-------- DATA FOR PROCESSING
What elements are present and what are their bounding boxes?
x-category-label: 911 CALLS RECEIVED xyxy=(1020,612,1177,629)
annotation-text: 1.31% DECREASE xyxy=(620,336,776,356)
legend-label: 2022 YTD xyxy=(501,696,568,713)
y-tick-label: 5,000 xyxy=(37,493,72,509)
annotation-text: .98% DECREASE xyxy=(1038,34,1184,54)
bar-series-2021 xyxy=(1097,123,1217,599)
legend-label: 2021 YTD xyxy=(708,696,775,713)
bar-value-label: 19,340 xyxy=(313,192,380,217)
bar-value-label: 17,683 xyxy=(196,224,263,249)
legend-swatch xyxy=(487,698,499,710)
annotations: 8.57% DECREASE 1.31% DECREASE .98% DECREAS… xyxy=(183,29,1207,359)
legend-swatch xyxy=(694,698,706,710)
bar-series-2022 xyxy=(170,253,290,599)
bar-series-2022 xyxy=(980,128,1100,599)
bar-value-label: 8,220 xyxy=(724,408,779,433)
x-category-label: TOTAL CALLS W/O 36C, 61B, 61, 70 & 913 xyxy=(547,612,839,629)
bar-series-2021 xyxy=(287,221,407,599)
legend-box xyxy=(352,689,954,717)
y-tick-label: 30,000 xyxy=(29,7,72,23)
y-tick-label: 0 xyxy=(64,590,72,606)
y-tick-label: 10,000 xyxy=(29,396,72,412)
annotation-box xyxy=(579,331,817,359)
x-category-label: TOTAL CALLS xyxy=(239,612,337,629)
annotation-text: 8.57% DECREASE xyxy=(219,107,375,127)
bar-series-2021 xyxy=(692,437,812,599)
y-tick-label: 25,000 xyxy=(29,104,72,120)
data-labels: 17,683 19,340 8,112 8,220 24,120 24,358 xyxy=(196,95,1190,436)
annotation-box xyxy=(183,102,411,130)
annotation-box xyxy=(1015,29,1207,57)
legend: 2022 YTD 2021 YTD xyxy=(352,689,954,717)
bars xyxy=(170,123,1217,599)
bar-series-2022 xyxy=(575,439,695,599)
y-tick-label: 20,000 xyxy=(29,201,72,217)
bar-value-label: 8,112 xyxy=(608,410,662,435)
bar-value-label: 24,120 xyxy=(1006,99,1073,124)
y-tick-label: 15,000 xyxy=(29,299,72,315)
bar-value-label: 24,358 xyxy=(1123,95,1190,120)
----------------
▶ [DO THIS]:
Put every line of the items above into a Markdown table with two columns, Row and Entry: Row holds a running line number and Entry holds the line itself. Leave out any blank lines.

▶ [WRITTEN RESPONSE]:
| Row | Entry |
|---|---|
| 1 | What elements are present and what are their bounding boxes? |
| 2 | x-category-label: 911 CALLS RECEIVED xyxy=(1020,612,1177,629) |
| 3 | annotation-text: 1.31% DECREASE xyxy=(620,336,776,356) |
| 4 | legend-label: 2022 YTD xyxy=(501,696,568,713) |
| 5 | y-tick-label: 5,000 xyxy=(37,493,72,509) |
| 6 | annotation-text: .98% DECREASE xyxy=(1038,34,1184,54) |
| 7 | bar-series-2021 xyxy=(1097,123,1217,599) |
| 8 | legend-label: 2021 YTD xyxy=(708,696,775,713) |
| 9 | bar-value-label: 19,340 xyxy=(313,192,380,217) |
| 10 | bar-value-label: 17,683 xyxy=(196,224,263,249) |
| 11 | legend-swatch xyxy=(487,698,499,710) |
| 12 | annotations: 8.57% DECREASE 1.31% DECREASE .98% DECREAS… xyxy=(183,29,1207,359) |
| 13 | legend-swatch xyxy=(694,698,706,710) |
| 14 | bar-series-2022 xyxy=(170,253,290,599) |
| 15 | bar-series-2022 xyxy=(980,128,1100,599) |
| 16 | bar-value-label: 8,220 xyxy=(724,408,779,433) |
| 17 | x-category-label: TOTAL CALLS W/O 36C, 61B, 61, 70 & 913 xyxy=(547,612,839,629) |
| 18 | bar-series-2021 xyxy=(287,221,407,599) |
| 19 | legend-box xyxy=(352,689,954,717) |
| 20 | y-tick-label: 30,000 xyxy=(29,7,72,23) |
| 21 | y-tick-label: 0 xyxy=(64,590,72,606) |
| 22 | y-tick-label: 10,000 xyxy=(29,396,72,412) |
| 23 | annotation-box xyxy=(579,331,817,359) |
| 24 | x-category-label: TOTAL CALLS xyxy=(239,612,337,629) |
| 25 | annotation-text: 8.57% DECREASE xyxy=(219,107,375,127) |
| 26 | bar-series-2021 xyxy=(692,437,812,599) |
| 27 | y-tick-label: 25,000 xyxy=(29,104,72,120) |
| 28 | data-labels: 17,683 19,340 8,112 8,220 24,120 24,358 xyxy=(196,95,1190,436) |
| 29 | annotation-box xyxy=(183,102,411,130) |
| 30 | annotation-box xyxy=(1015,29,1207,57) |
| 31 | legend: 2022 YTD 2021 YTD xyxy=(352,689,954,717) |
| 32 | bars xyxy=(170,123,1217,599) |
| 33 | bar-series-2022 xyxy=(575,439,695,599) |
| 34 | y-tick-label: 20,000 xyxy=(29,201,72,217) |
| 35 | bar-value-label: 8,112 xyxy=(608,410,662,435) |
| 36 | bar-value-label: 24,120 xyxy=(1006,99,1073,124) |
| 37 | y-tick-label: 15,000 xyxy=(29,299,72,315) |
| 38 | bar-value-label: 24,358 xyxy=(1123,95,1190,120) |